(Records from a data source)
^^^^^^^^^^^^^^^^

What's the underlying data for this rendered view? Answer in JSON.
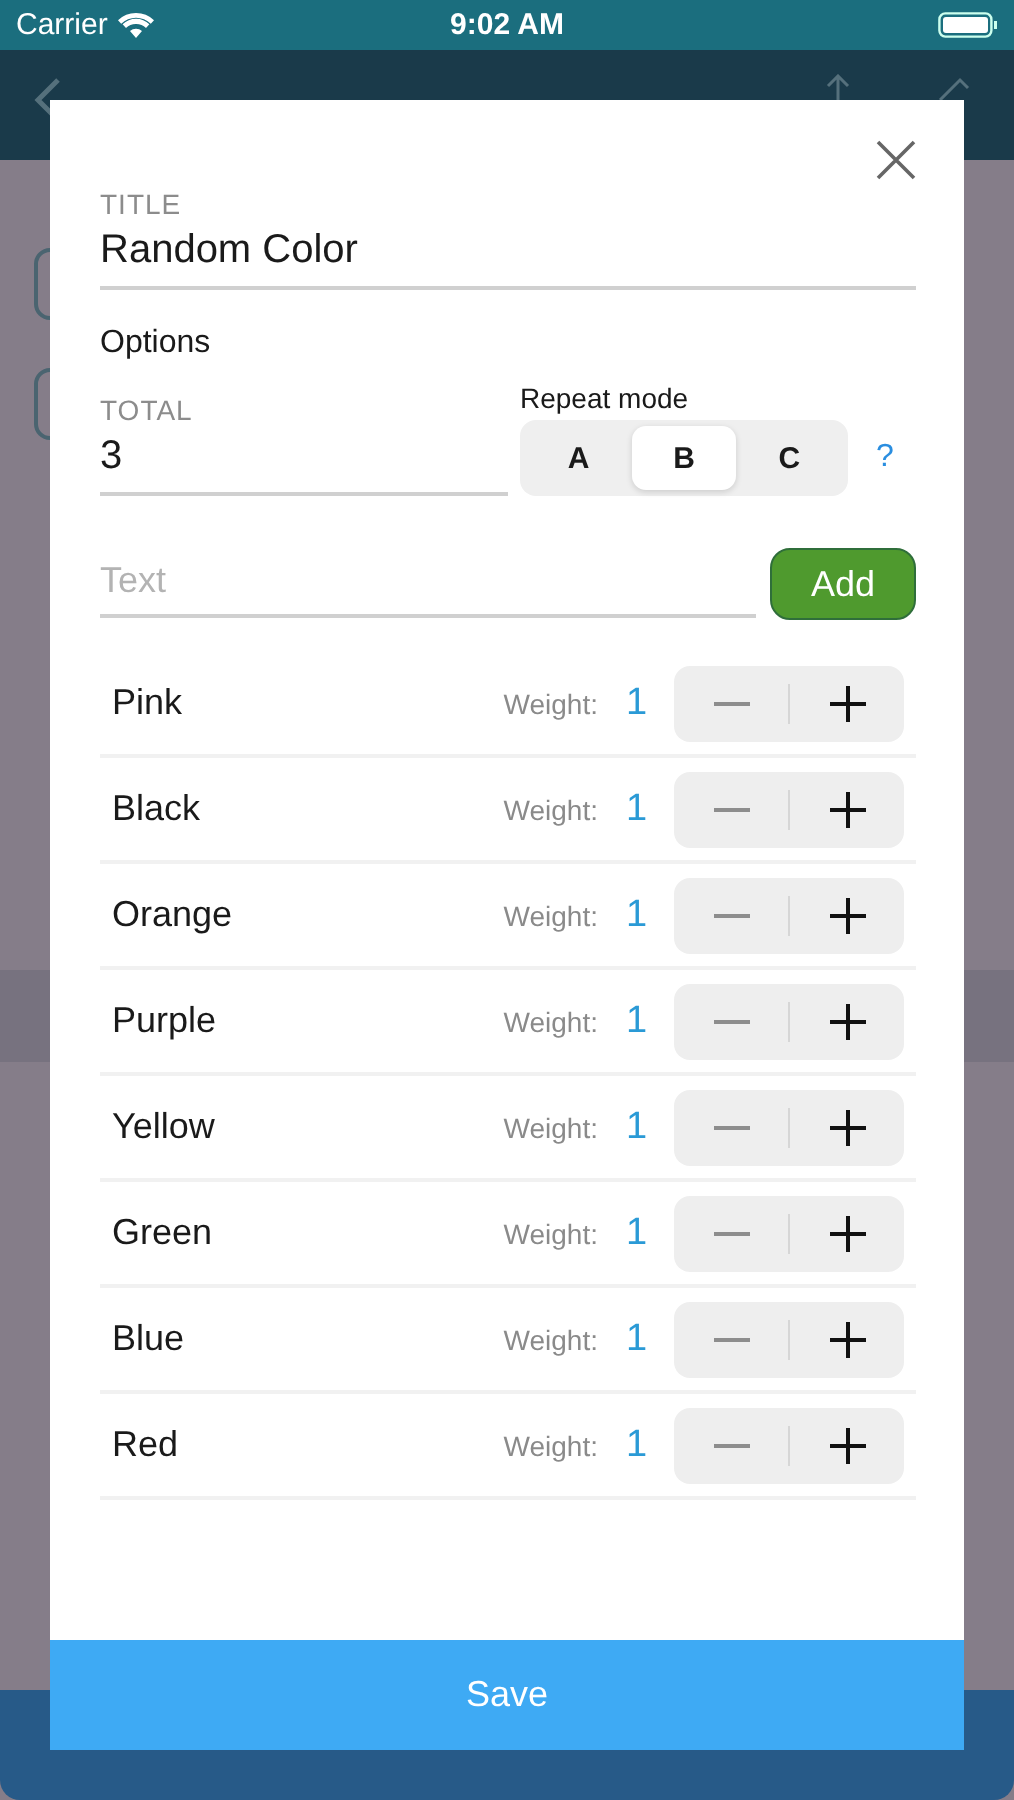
{
  "status_bar": {
    "carrier": "Carrier",
    "time": "9:02 AM"
  },
  "dialog": {
    "title_field": {
      "label": "TITLE",
      "value": "Random Color"
    },
    "options_heading": "Options",
    "total_field": {
      "label": "TOTAL",
      "value": "3"
    },
    "repeat_mode": {
      "label": "Repeat mode",
      "help": "?",
      "segments": [
        {
          "label": "A",
          "selected": false
        },
        {
          "label": "B",
          "selected": true
        },
        {
          "label": "C",
          "selected": false
        }
      ]
    },
    "text_field": {
      "placeholder": "Text"
    },
    "add_button": "Add",
    "items": [
      {
        "name": "Pink",
        "weight_label": "Weight:",
        "weight": "1"
      },
      {
        "name": "Black",
        "weight_label": "Weight:",
        "weight": "1"
      },
      {
        "name": "Orange",
        "weight_label": "Weight:",
        "weight": "1"
      },
      {
        "name": "Purple",
        "weight_label": "Weight:",
        "weight": "1"
      },
      {
        "name": "Yellow",
        "weight_label": "Weight:",
        "weight": "1"
      },
      {
        "name": "Green",
        "weight_label": "Weight:",
        "weight": "1"
      },
      {
        "name": "Blue",
        "weight_label": "Weight:",
        "weight": "1"
      },
      {
        "name": "Red",
        "weight_label": "Weight:",
        "weight": "1"
      }
    ],
    "save_button": "Save"
  }
}
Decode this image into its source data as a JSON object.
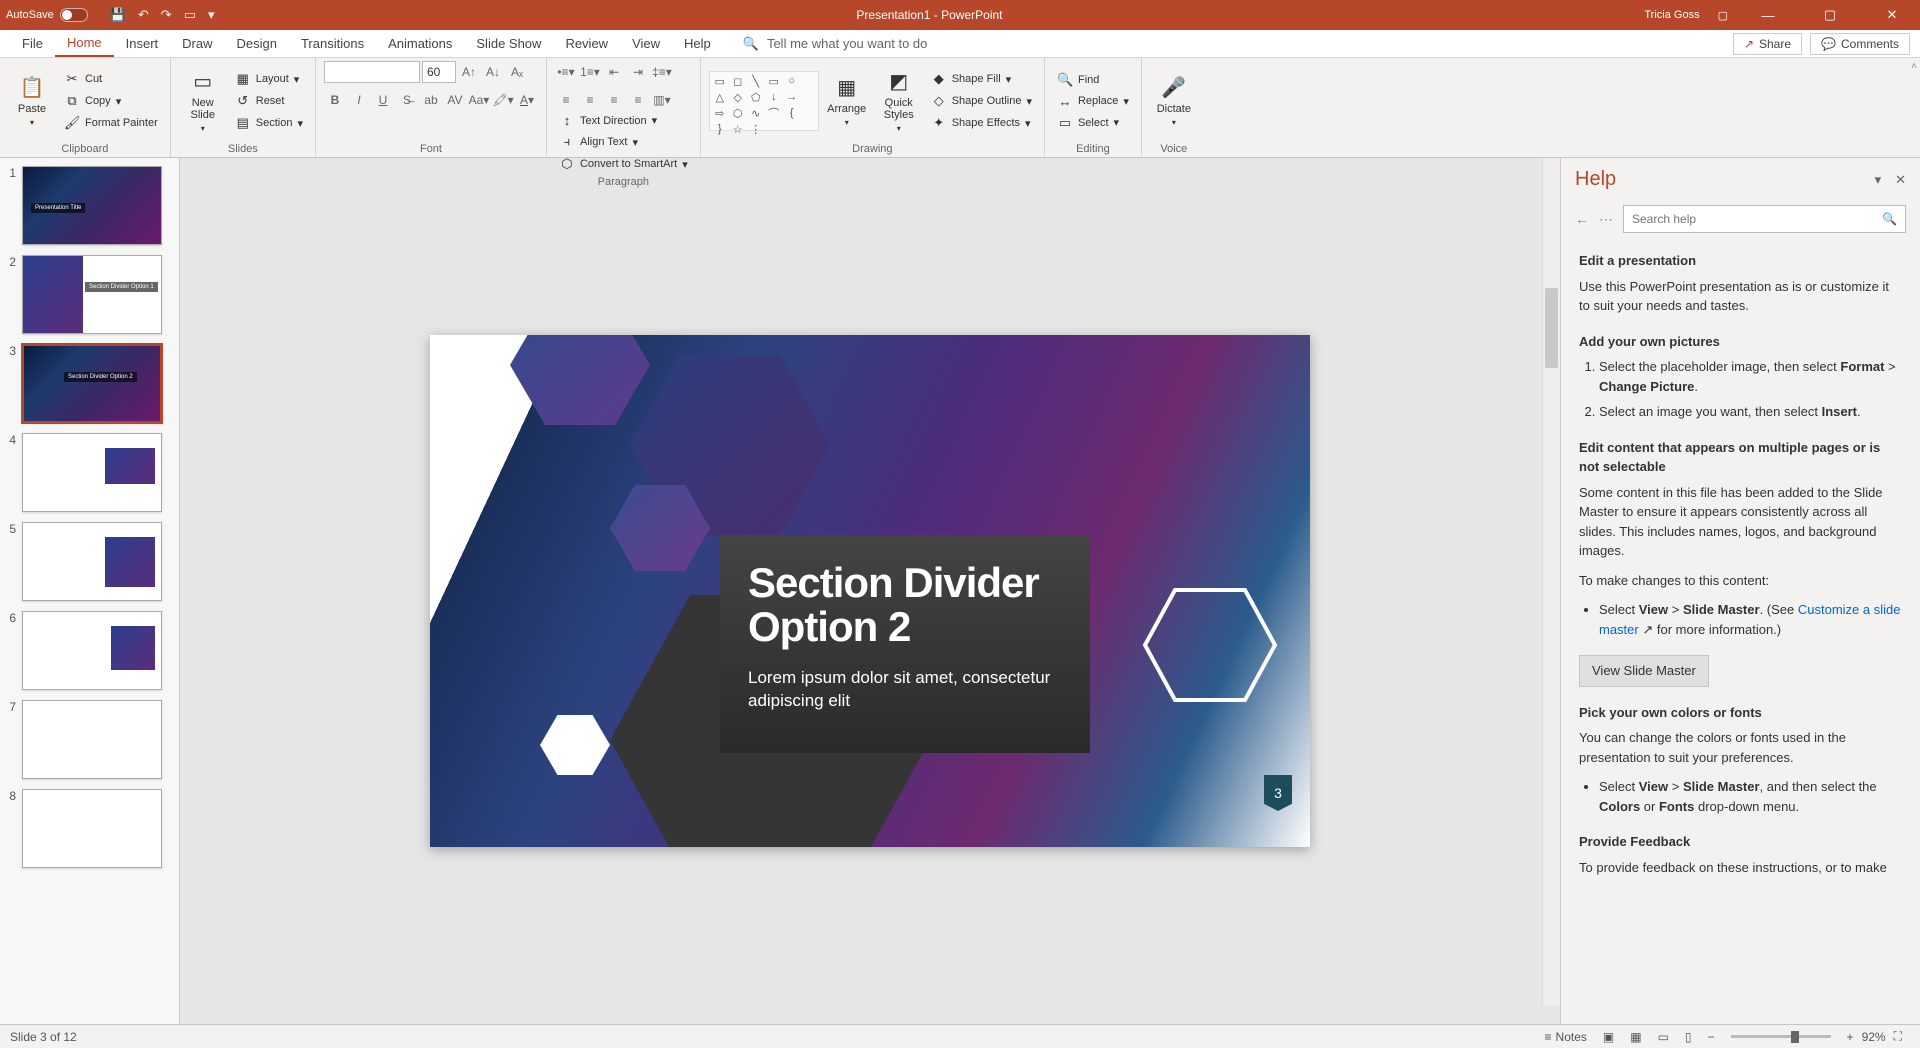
{
  "titlebar": {
    "autosave": "AutoSave",
    "title": "Presentation1 - PowerPoint",
    "user": "Tricia Goss"
  },
  "tabs": [
    "File",
    "Home",
    "Insert",
    "Draw",
    "Design",
    "Transitions",
    "Animations",
    "Slide Show",
    "Review",
    "View",
    "Help"
  ],
  "tellme": "Tell me what you want to do",
  "share": "Share",
  "comments": "Comments",
  "ribbon": {
    "clipboard": {
      "paste": "Paste",
      "cut": "Cut",
      "copy": "Copy",
      "fmt": "Format Painter",
      "label": "Clipboard"
    },
    "slides": {
      "new": "New\nSlide",
      "layout": "Layout",
      "reset": "Reset",
      "section": "Section",
      "label": "Slides"
    },
    "font": {
      "size": "60",
      "label": "Font"
    },
    "paragraph": {
      "textdir": "Text Direction",
      "align": "Align Text",
      "smartart": "Convert to SmartArt",
      "label": "Paragraph"
    },
    "drawing": {
      "arrange": "Arrange",
      "quick": "Quick\nStyles",
      "fill": "Shape Fill",
      "outline": "Shape Outline",
      "effects": "Shape Effects",
      "label": "Drawing"
    },
    "editing": {
      "find": "Find",
      "replace": "Replace",
      "select": "Select",
      "label": "Editing"
    },
    "voice": {
      "dictate": "Dictate",
      "label": "Voice"
    }
  },
  "thumbs": [
    {
      "n": 1,
      "label": "Presentation Title"
    },
    {
      "n": 2,
      "label": "Section Divider Option 1"
    },
    {
      "n": 3,
      "label": "Section Divider Option 2"
    },
    {
      "n": 4,
      "label": ""
    },
    {
      "n": 5,
      "label": ""
    },
    {
      "n": 6,
      "label": ""
    },
    {
      "n": 7,
      "label": ""
    },
    {
      "n": 8,
      "label": ""
    }
  ],
  "slide": {
    "title": "Section Divider Option 2",
    "body": "Lorem ipsum dolor sit amet, consectetur adipiscing elit",
    "number": "3"
  },
  "help": {
    "title": "Help",
    "search_placeholder": "Search help",
    "h1": "Edit a presentation",
    "p1": "Use this PowerPoint presentation as is or customize it to suit your needs and tastes.",
    "h2": "Add your own pictures",
    "ol1a": "Select the placeholder image, then select ",
    "ol1b": "Format",
    "ol1c": " > ",
    "ol1d": "Change Picture",
    "ol1e": ".",
    "ol2a": "Select an image you want, then select ",
    "ol2b": "Insert",
    "ol2c": ".",
    "h3": "Edit content that appears on multiple pages or is not selectable",
    "p3": "Some content in this file has been added to the Slide Master to ensure it appears consistently across all slides. This includes names, logos, and background images.",
    "p4": "To make changes to this content:",
    "li1a": "Select ",
    "li1b": "View",
    "li1c": " > ",
    "li1d": "Slide Master",
    "li1e": ". (See ",
    "li1f": "Customize a slide master",
    "li1g": " for more information.)",
    "btn": "View Slide Master",
    "h4": "Pick your own colors or fonts",
    "p5": "You can change the colors or fonts used in the presentation to suit your preferences.",
    "li2a": "Select ",
    "li2b": "View",
    "li2c": " > ",
    "li2d": "Slide Master",
    "li2e": ", and then select the ",
    "li2f": "Colors",
    "li2g": " or ",
    "li2h": "Fonts",
    "li2i": " drop-down menu.",
    "h5": "Provide Feedback",
    "p6": "To provide feedback on these instructions, or to make"
  },
  "status": {
    "slide": "Slide 3 of 12",
    "notes": "Notes",
    "zoom": "92%"
  }
}
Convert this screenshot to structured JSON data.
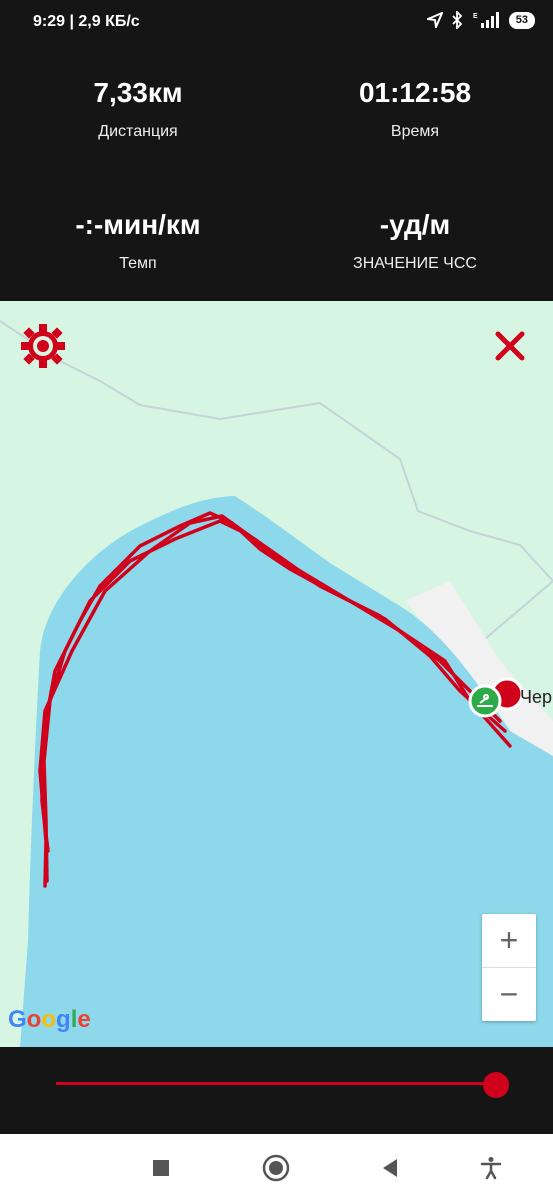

^^^^^^^^^^^^^^^^

(What you will do) Return all the entries word for word, but omit any pictures they contain.

(Answer to this problem)
What's the underlying data for this rendered view? Answer in JSON.
{
  "status_bar": {
    "carrier": "Carrier",
    "time": "9:02 AM"
  },
  "dialog": {
    "title_field": {
      "label": "TITLE",
      "value": "Random Color"
    },
    "options_heading": "Options",
    "total_field": {
      "label": "TOTAL",
      "value": "3"
    },
    "repeat_mode": {
      "label": "Repeat mode",
      "help": "?",
      "segments": [
        {
          "label": "A",
          "selected": false
        },
        {
          "label": "B",
          "selected": true
        },
        {
          "label": "C",
          "selected": false
        }
      ]
    },
    "text_field": {
      "placeholder": "Text"
    },
    "add_button": "Add",
    "items": [
      {
        "name": "Pink",
        "weight_label": "Weight:",
        "weight": "1"
      },
      {
        "name": "Black",
        "weight_label": "Weight:",
        "weight": "1"
      },
      {
        "name": "Orange",
        "weight_label": "Weight:",
        "weight": "1"
      },
      {
        "name": "Purple",
        "weight_label": "Weight:",
        "weight": "1"
      },
      {
        "name": "Yellow",
        "weight_label": "Weight:",
        "weight": "1"
      },
      {
        "name": "Green",
        "weight_label": "Weight:",
        "weight": "1"
      },
      {
        "name": "Blue",
        "weight_label": "Weight:",
        "weight": "1"
      },
      {
        "name": "Red",
        "weight_label": "Weight:",
        "weight": "1"
      }
    ],
    "save_button": "Save"
  }
}
Decode this image into its source data as a JSON object.
{
  "titlebar": {
    "autosave": "AutoSave",
    "title": "Presentation1 - PowerPoint",
    "user": "Tricia Goss"
  },
  "tabs": [
    "File",
    "Home",
    "Insert",
    "Draw",
    "Design",
    "Transitions",
    "Animations",
    "Slide Show",
    "Review",
    "View",
    "Help"
  ],
  "tellme": "Tell me what you want to do",
  "share": "Share",
  "comments": "Comments",
  "ribbon": {
    "clipboard": {
      "paste": "Paste",
      "cut": "Cut",
      "copy": "Copy",
      "fmt": "Format Painter",
      "label": "Clipboard"
    },
    "slides": {
      "new": "New\nSlide",
      "layout": "Layout",
      "reset": "Reset",
      "section": "Section",
      "label": "Slides"
    },
    "font": {
      "size": "60",
      "label": "Font"
    },
    "paragraph": {
      "textdir": "Text Direction",
      "align": "Align Text",
      "smartart": "Convert to SmartArt",
      "label": "Paragraph"
    },
    "drawing": {
      "arrange": "Arrange",
      "quick": "Quick\nStyles",
      "fill": "Shape Fill",
      "outline": "Shape Outline",
      "effects": "Shape Effects",
      "label": "Drawing"
    },
    "editing": {
      "find": "Find",
      "replace": "Replace",
      "select": "Select",
      "label": "Editing"
    },
    "voice": {
      "dictate": "Dictate",
      "label": "Voice"
    }
  },
  "thumbs": [
    {
      "n": 1,
      "label": "Presentation Title"
    },
    {
      "n": 2,
      "label": "Section Divider Option 1"
    },
    {
      "n": 3,
      "label": "Section Divider Option 2"
    },
    {
      "n": 4,
      "label": ""
    },
    {
      "n": 5,
      "label": ""
    },
    {
      "n": 6,
      "label": ""
    },
    {
      "n": 7,
      "label": ""
    },
    {
      "n": 8,
      "label": ""
    }
  ],
  "slide": {
    "title": "Section Divider Option 2",
    "body": "Lorem ipsum dolor sit amet, consectetur adipiscing elit",
    "number": "3"
  },
  "help": {
    "title": "Help",
    "search_placeholder": "Search help",
    "h1": "Edit a presentation",
    "p1": "Use this PowerPoint presentation as is or customize it to suit your needs and tastes.",
    "h2": "Add your own pictures",
    "ol1a": "Select the placeholder image, then select ",
    "ol1b": "Format",
    "ol1c": " > ",
    "ol1d": "Change Picture",
    "ol1e": ".",
    "ol2a": "Select an image you want, then select ",
    "ol2b": "Insert",
    "ol2c": ".",
    "h3": "Edit content that appears on multiple pages or is not selectable",
    "p3": "Some content in this file has been added to the Slide Master to ensure it appears consistently across all slides. This includes names, logos, and background images.",
    "p4": "To make changes to this content:",
    "li1a": "Select ",
    "li1b": "View",
    "li1c": " > ",
    "li1d": "Slide Master",
    "li1e": ". (See ",
    "li1f": "Customize a slide master",
    "li1g": " for more information.)",
    "btn": "View Slide Master",
    "h4": "Pick your own colors or fonts",
    "p5": "You can change the colors or fonts used in the presentation to suit your preferences.",
    "li2a": "Select ",
    "li2b": "View",
    "li2c": " > ",
    "li2d": "Slide Master",
    "li2e": ", and then select the ",
    "li2f": "Colors",
    "li2g": " or ",
    "li2h": "Fonts",
    "li2i": " drop-down menu.",
    "h5": "Provide Feedback",
    "p6": "To provide feedback on these instructions, or to make"
  },
  "status": {
    "slide": "Slide 3 of 12",
    "notes": "Notes",
    "zoom": "92%"
  }
}
Convert this screenshot to structured JSON data.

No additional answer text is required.